**TASK BRIEF**. Search the listing for "метилгліоксаль" and copy every line where it appears.

## start MATERIAL SHOWN

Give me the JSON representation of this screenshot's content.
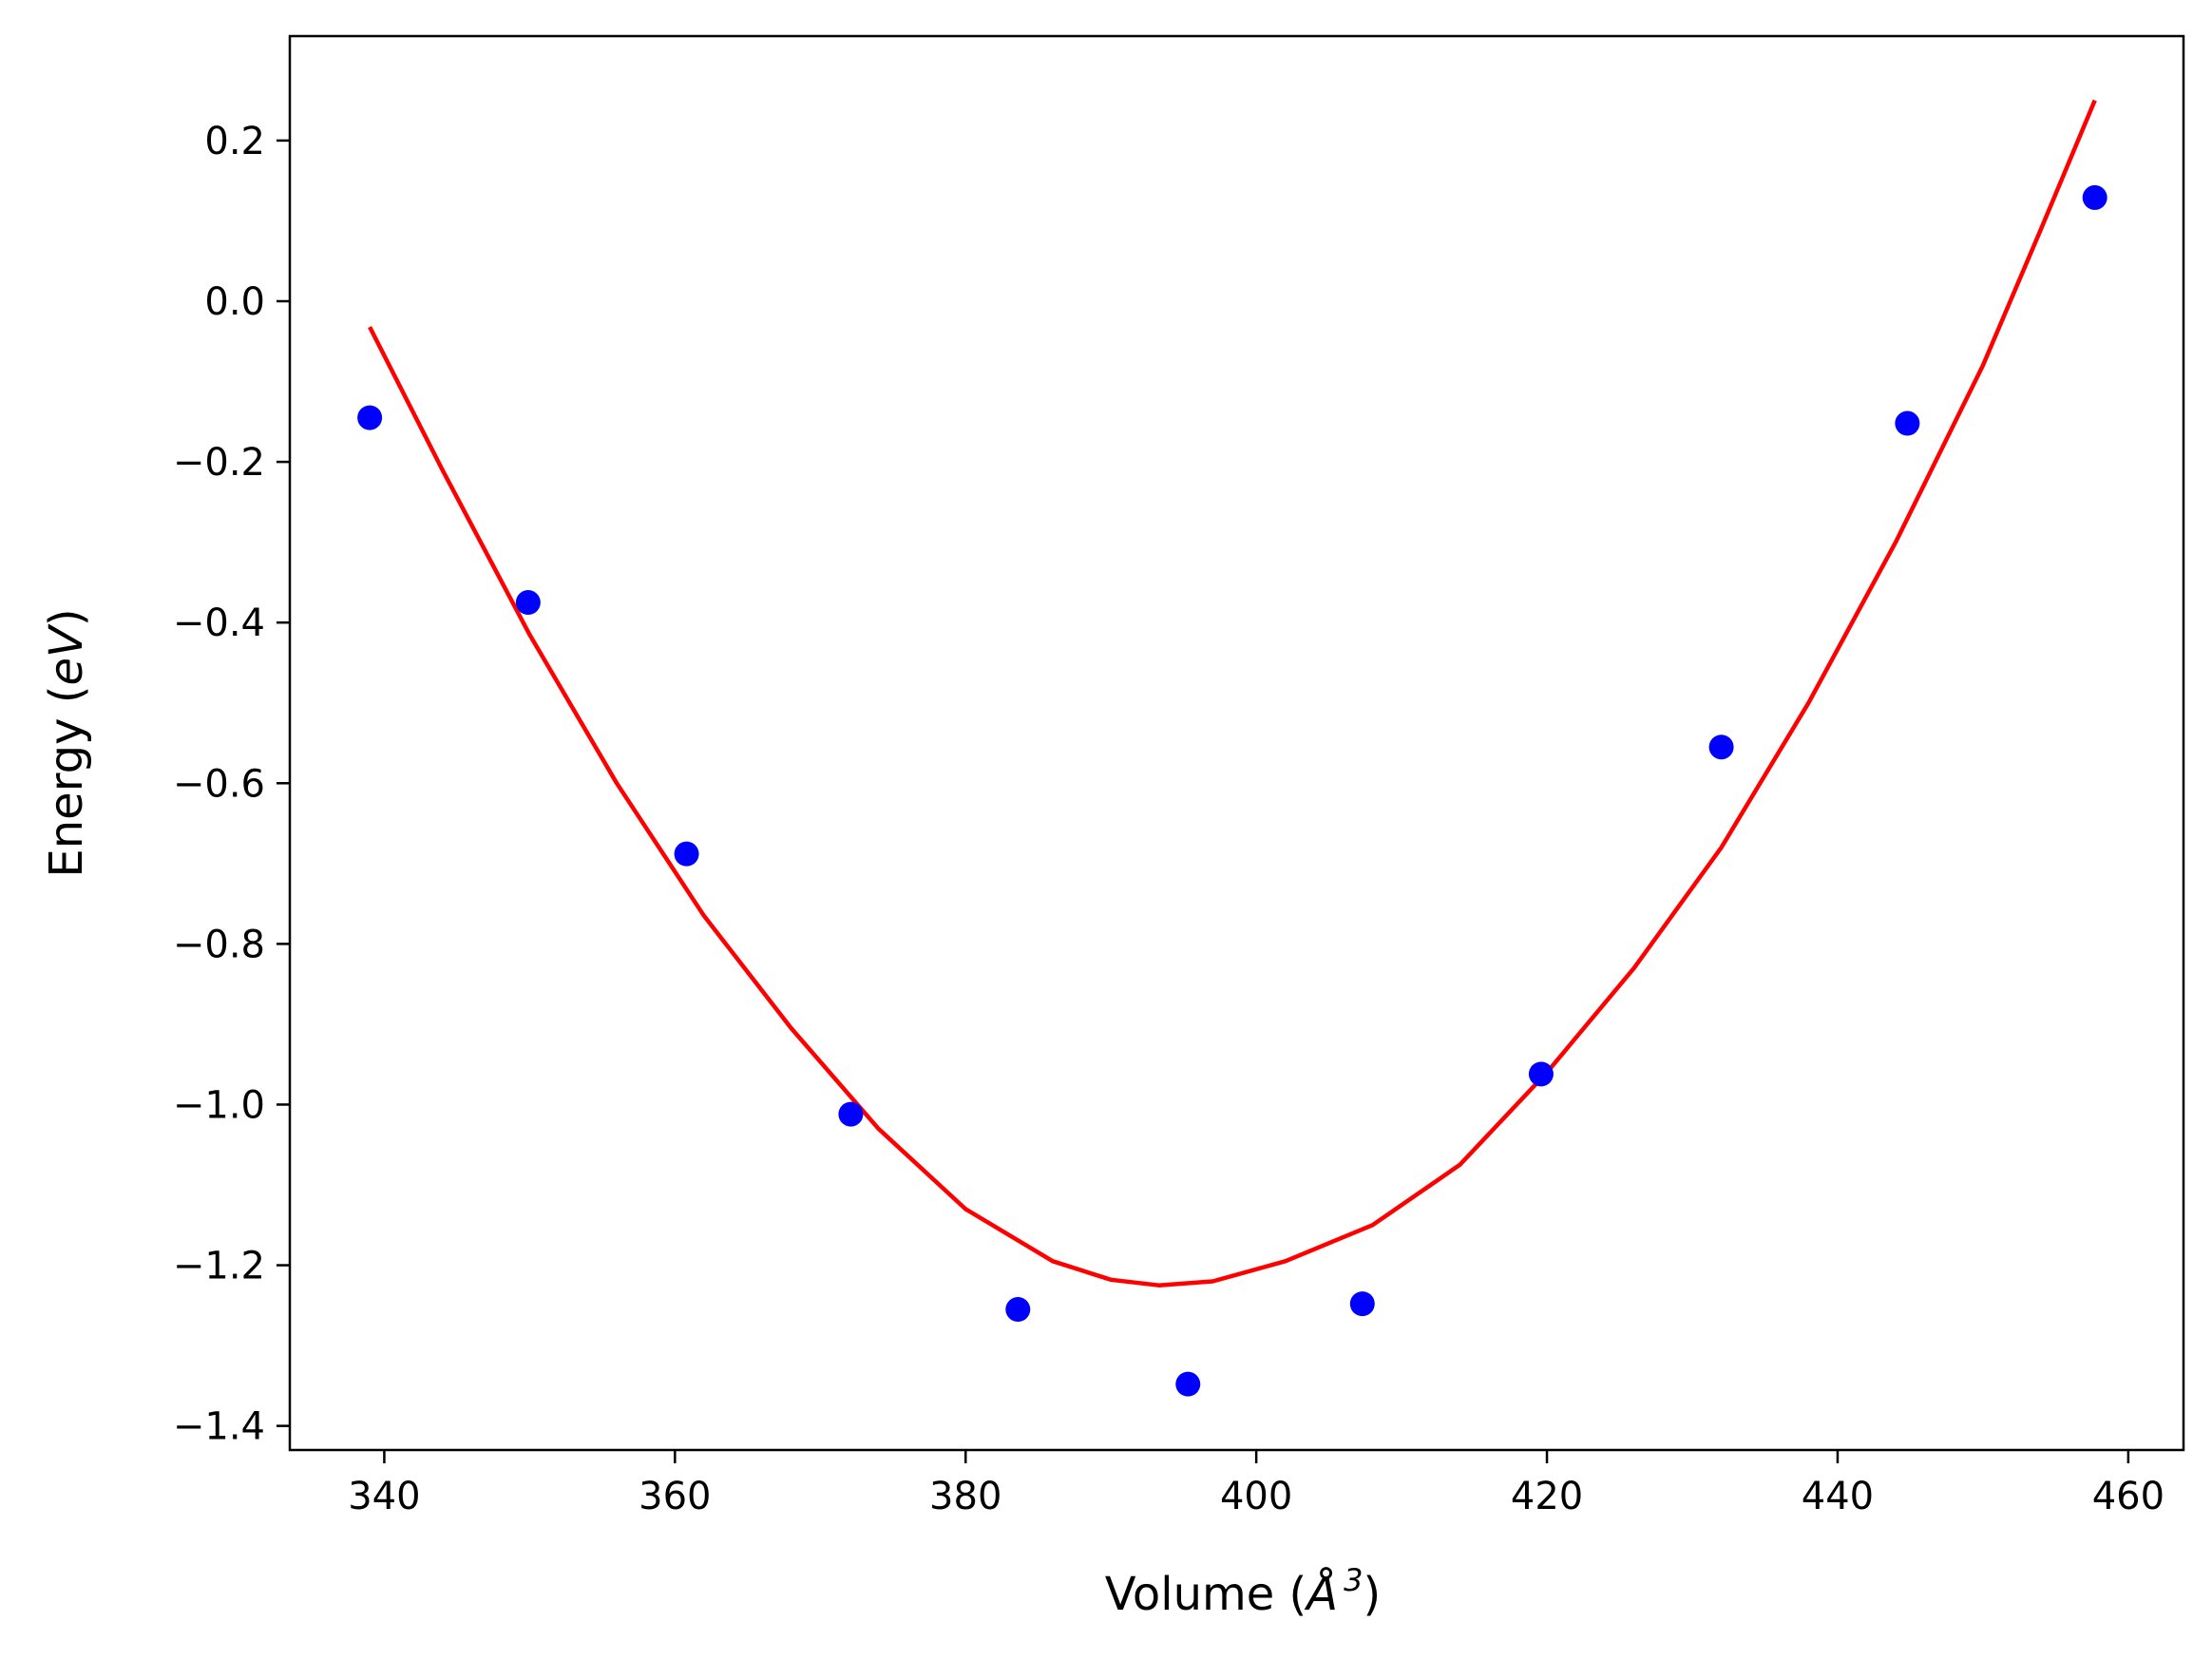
{
  "chart_data": {
    "type": "scatter",
    "title": "",
    "xlabel": {
      "prefix": "Volume (",
      "symbol": "Å",
      "exponent": "3",
      "suffix": ")"
    },
    "ylabel": {
      "prefix": "Energy (",
      "unit": "eV",
      "suffix": ")"
    },
    "xlim": [
      333.5,
      463.8
    ],
    "ylim": [
      -1.43,
      0.33
    ],
    "xticks": [
      340,
      360,
      380,
      400,
      420,
      440,
      460
    ],
    "yticks": [
      0.2,
      0.0,
      -0.2,
      -0.4,
      -0.6,
      -0.8,
      -1.0,
      -1.2,
      -1.4
    ],
    "xtick_labels": [
      "340",
      "360",
      "380",
      "400",
      "420",
      "440",
      "460"
    ],
    "ytick_labels": [
      "0.2",
      "0.0",
      "−0.2",
      "−0.4",
      "−0.6",
      "−0.8",
      "−1.0",
      "−1.2",
      "−1.4"
    ],
    "grid": false,
    "series": [
      {
        "kind": "points",
        "color": "#0000ff",
        "x": [
          339.0,
          349.9,
          360.8,
          372.1,
          383.6,
          395.3,
          407.3,
          419.6,
          432.0,
          444.8,
          457.7
        ],
        "y": [
          -0.145,
          -0.375,
          -0.688,
          -1.012,
          -1.255,
          -1.348,
          -1.248,
          -0.962,
          -0.555,
          -0.152,
          0.129
        ]
      },
      {
        "kind": "line",
        "color": "#ff0000",
        "x": [
          339.0,
          344.0,
          350.0,
          356.0,
          362.0,
          368.0,
          374.0,
          380.0,
          386.0,
          390.0,
          393.3,
          397.0,
          402.0,
          408.0,
          414.0,
          420.0,
          426.0,
          432.0,
          438.0,
          444.0,
          450.0,
          454.0,
          457.7
        ],
        "y": [
          -0.032,
          -0.21,
          -0.415,
          -0.6,
          -0.765,
          -0.905,
          -1.03,
          -1.13,
          -1.195,
          -1.218,
          -1.225,
          -1.22,
          -1.195,
          -1.15,
          -1.075,
          -0.96,
          -0.83,
          -0.68,
          -0.5,
          -0.3,
          -0.08,
          0.09,
          0.25
        ]
      }
    ]
  }
}
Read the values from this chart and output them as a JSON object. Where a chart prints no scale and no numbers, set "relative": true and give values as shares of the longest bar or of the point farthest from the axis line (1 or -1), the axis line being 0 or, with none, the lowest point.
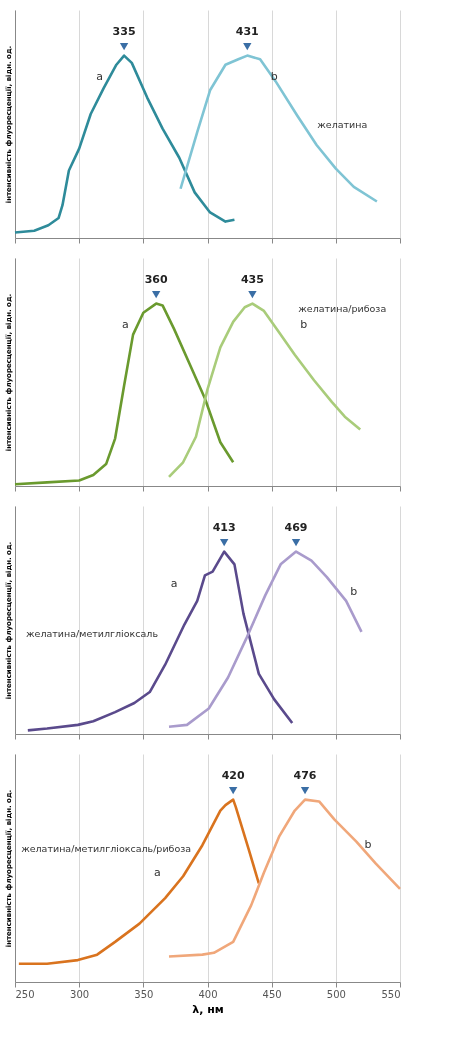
{
  "chart_data": [
    {
      "type": "line",
      "relative": true,
      "ylabel": "інтенсивність флуоресценції, відн. од.",
      "xlim": [
        250,
        550
      ],
      "xticks": [
        250,
        300,
        350,
        400,
        450,
        500,
        550
      ],
      "tick_labels": false,
      "grid": "x",
      "line_style": "solid",
      "marker": "none",
      "series": [
        {
          "name": "a",
          "color": "#2e8b9a",
          "x": [
            250,
            265,
            276,
            284,
            287,
            292,
            300,
            309,
            319,
            329,
            335,
            341,
            353,
            365,
            378,
            390,
            402,
            414,
            421
          ],
          "values": [
            0.03,
            0.04,
            0.07,
            0.11,
            0.18,
            0.37,
            0.49,
            0.68,
            0.82,
            0.95,
            1.0,
            0.96,
            0.77,
            0.6,
            0.44,
            0.25,
            0.14,
            0.09,
            0.1
          ]
        },
        {
          "name": "b",
          "color": "#7fc4d4",
          "x": [
            379,
            392,
            402,
            414,
            424,
            431,
            441,
            453,
            470,
            485,
            500,
            514,
            532
          ],
          "values": [
            0.27,
            0.58,
            0.81,
            0.95,
            0.98,
            1.0,
            0.98,
            0.86,
            0.67,
            0.51,
            0.38,
            0.28,
            0.2
          ]
        }
      ],
      "annotations": [
        {
          "text": "335",
          "x": 335,
          "y": 1.0
        },
        {
          "text": "431",
          "x": 431,
          "y": 1.0
        },
        "желатина"
      ]
    },
    {
      "type": "line",
      "relative": true,
      "ylabel": "інтенсивність флуоресценції, відн. од.",
      "xlim": [
        250,
        550
      ],
      "xticks": [
        250,
        300,
        350,
        400,
        450,
        500,
        550
      ],
      "tick_labels": false,
      "grid": "x",
      "line_style": "solid",
      "marker": "none",
      "series": [
        {
          "name": "a",
          "color": "#6a9a2e",
          "x": [
            250,
            275,
            300,
            311,
            321,
            328,
            335,
            342,
            350,
            360,
            365,
            374,
            386,
            398,
            410,
            420
          ],
          "values": [
            0.01,
            0.02,
            0.03,
            0.06,
            0.12,
            0.26,
            0.55,
            0.83,
            0.95,
            1.0,
            0.99,
            0.86,
            0.67,
            0.48,
            0.24,
            0.13
          ]
        },
        {
          "name": "b",
          "color": "#a9cc7a",
          "x": [
            370,
            381,
            391,
            400,
            410,
            420,
            429,
            435,
            444,
            456,
            468,
            483,
            497,
            507,
            519
          ],
          "values": [
            0.05,
            0.13,
            0.27,
            0.53,
            0.76,
            0.9,
            0.98,
            1.0,
            0.96,
            0.84,
            0.72,
            0.58,
            0.46,
            0.38,
            0.31
          ]
        }
      ],
      "annotations": [
        {
          "text": "360",
          "x": 360,
          "y": 1.0
        },
        {
          "text": "435",
          "x": 435,
          "y": 1.0
        },
        "желатина/рибоза"
      ]
    },
    {
      "type": "line",
      "relative": true,
      "ylabel": "інтенсивність флуоресценції, відн. од.",
      "xlim": [
        250,
        550
      ],
      "xticks": [
        250,
        300,
        350,
        400,
        450,
        500,
        550
      ],
      "tick_labels": false,
      "grid": "x",
      "line_style": "solid",
      "marker": "none",
      "series": [
        {
          "name": "a",
          "color": "#5a4a8c",
          "x": [
            260,
            275,
            299,
            311,
            328,
            343,
            355,
            367,
            382,
            392,
            398,
            404,
            413,
            421,
            428,
            440,
            452,
            466
          ],
          "values": [
            0.02,
            0.03,
            0.05,
            0.07,
            0.12,
            0.17,
            0.23,
            0.38,
            0.6,
            0.73,
            0.87,
            0.89,
            1.0,
            0.93,
            0.66,
            0.33,
            0.19,
            0.06
          ]
        },
        {
          "name": "b",
          "color": "#a99bcc",
          "x": [
            370,
            384,
            401,
            416,
            430,
            445,
            457,
            469,
            481,
            493,
            508,
            520
          ],
          "values": [
            0.04,
            0.05,
            0.14,
            0.31,
            0.52,
            0.76,
            0.93,
            1.0,
            0.95,
            0.86,
            0.73,
            0.56
          ]
        }
      ],
      "annotations": [
        {
          "text": "413",
          "x": 413,
          "y": 1.0
        },
        {
          "text": "469",
          "x": 469,
          "y": 1.0
        },
        "желатина/метилгліоксаль"
      ]
    },
    {
      "type": "line",
      "relative": true,
      "ylabel": "інтенсивність флуоресценції, відн. од.",
      "xlabel": "λ, нм",
      "xlim": [
        250,
        550
      ],
      "xticks": [
        250,
        300,
        350,
        400,
        450,
        500,
        550
      ],
      "tick_labels": "x",
      "grid": "x",
      "line_style": "solid",
      "marker": "none",
      "series": [
        {
          "name": "a",
          "color": "#d9731e",
          "x": [
            253,
            275,
            299,
            314,
            328,
            347,
            367,
            381,
            396,
            410,
            414,
            420,
            422,
            432,
            440
          ],
          "values": [
            0.1,
            0.1,
            0.12,
            0.15,
            0.22,
            0.32,
            0.46,
            0.58,
            0.75,
            0.94,
            0.97,
            1.0,
            0.96,
            0.73,
            0.54
          ]
        },
        {
          "name": "b",
          "color": "#f0a77a",
          "x": [
            370,
            396,
            405,
            420,
            434,
            444,
            456,
            468,
            476,
            487,
            499,
            516,
            531,
            550
          ],
          "values": [
            0.14,
            0.15,
            0.16,
            0.22,
            0.42,
            0.6,
            0.8,
            0.94,
            1.0,
            0.99,
            0.89,
            0.77,
            0.65,
            0.51
          ]
        }
      ],
      "annotations": [
        {
          "text": "420",
          "x": 420,
          "y": 1.0
        },
        {
          "text": "476",
          "x": 476,
          "y": 1.0
        },
        "желатина/метилгліоксаль/рибоза"
      ]
    }
  ]
}
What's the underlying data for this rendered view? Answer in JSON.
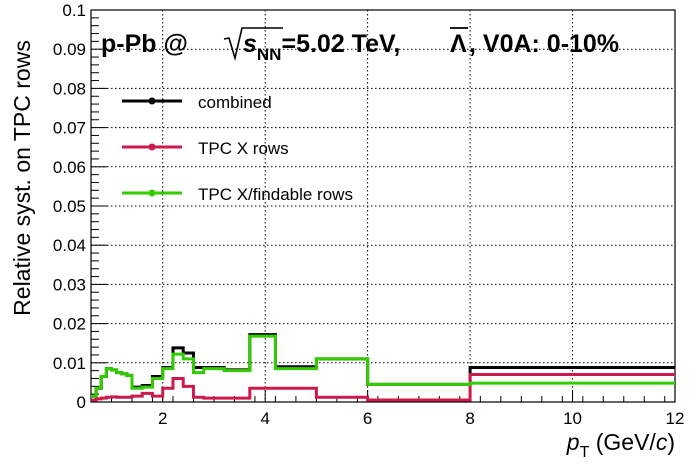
{
  "chart_data": {
    "type": "line",
    "title_parts": {
      "prefix": "p-Pb @ ",
      "s": "s",
      "nn": "NN",
      "energy": "=5.02 TeV, ",
      "lambda": "Λ",
      "suffix": ", V0A: 0-10%"
    },
    "xlabel": {
      "p": "p",
      "t": "T",
      "units_open": " (GeV/",
      "c": "c",
      "units_close": ")"
    },
    "ylabel": "Relative syst. on TPC rows",
    "xlim": [
      0.6,
      12
    ],
    "ylim": [
      0,
      0.1
    ],
    "x_ticks": [
      "2",
      "4",
      "6",
      "8",
      "10",
      "12"
    ],
    "y_ticks": [
      "0",
      "0.01",
      "0.02",
      "0.03",
      "0.04",
      "0.05",
      "0.06",
      "0.07",
      "0.08",
      "0.09",
      "0.1"
    ],
    "grid": true,
    "legend_position": "top-left",
    "bin_edges": [
      0.6,
      0.7,
      0.8,
      0.9,
      1.0,
      1.1,
      1.2,
      1.3,
      1.4,
      1.6,
      1.8,
      2.0,
      2.2,
      2.4,
      2.6,
      2.8,
      3.2,
      3.7,
      4.2,
      5.0,
      6.0,
      8.0,
      12.0
    ],
    "series": [
      {
        "name": "combined",
        "color": "#000000",
        "values": [
          0.0015,
          0.0035,
          0.0065,
          0.0085,
          0.0082,
          0.0075,
          0.0072,
          0.0068,
          0.0038,
          0.0042,
          0.0065,
          0.0088,
          0.0138,
          0.0125,
          0.0088,
          0.0088,
          0.0082,
          0.0172,
          0.009,
          0.011,
          0.0045,
          0.0088
        ]
      },
      {
        "name": "TPC X rows",
        "color": "#cc1a4d",
        "values": [
          0.0005,
          0.0008,
          0.001,
          0.0012,
          0.0013,
          0.0012,
          0.0012,
          0.0012,
          0.0015,
          0.0022,
          0.0015,
          0.0035,
          0.006,
          0.004,
          0.0012,
          0.001,
          0.001,
          0.0035,
          0.0035,
          0.0012,
          0.0005,
          0.007
        ]
      },
      {
        "name": "TPC X/findable rows",
        "color": "#33cc00",
        "values": [
          0.0015,
          0.0035,
          0.0065,
          0.0085,
          0.0082,
          0.0075,
          0.0072,
          0.0068,
          0.0035,
          0.0038,
          0.006,
          0.0085,
          0.0122,
          0.011,
          0.0075,
          0.0085,
          0.008,
          0.0168,
          0.0085,
          0.011,
          0.0045,
          0.0048
        ]
      }
    ]
  }
}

## end MATERIAL SHOWN

**ANSWER FOR THE TASK**.
        "желатина/метилгліоксаль"
        "желатина/метилгліоксаль/рибоза"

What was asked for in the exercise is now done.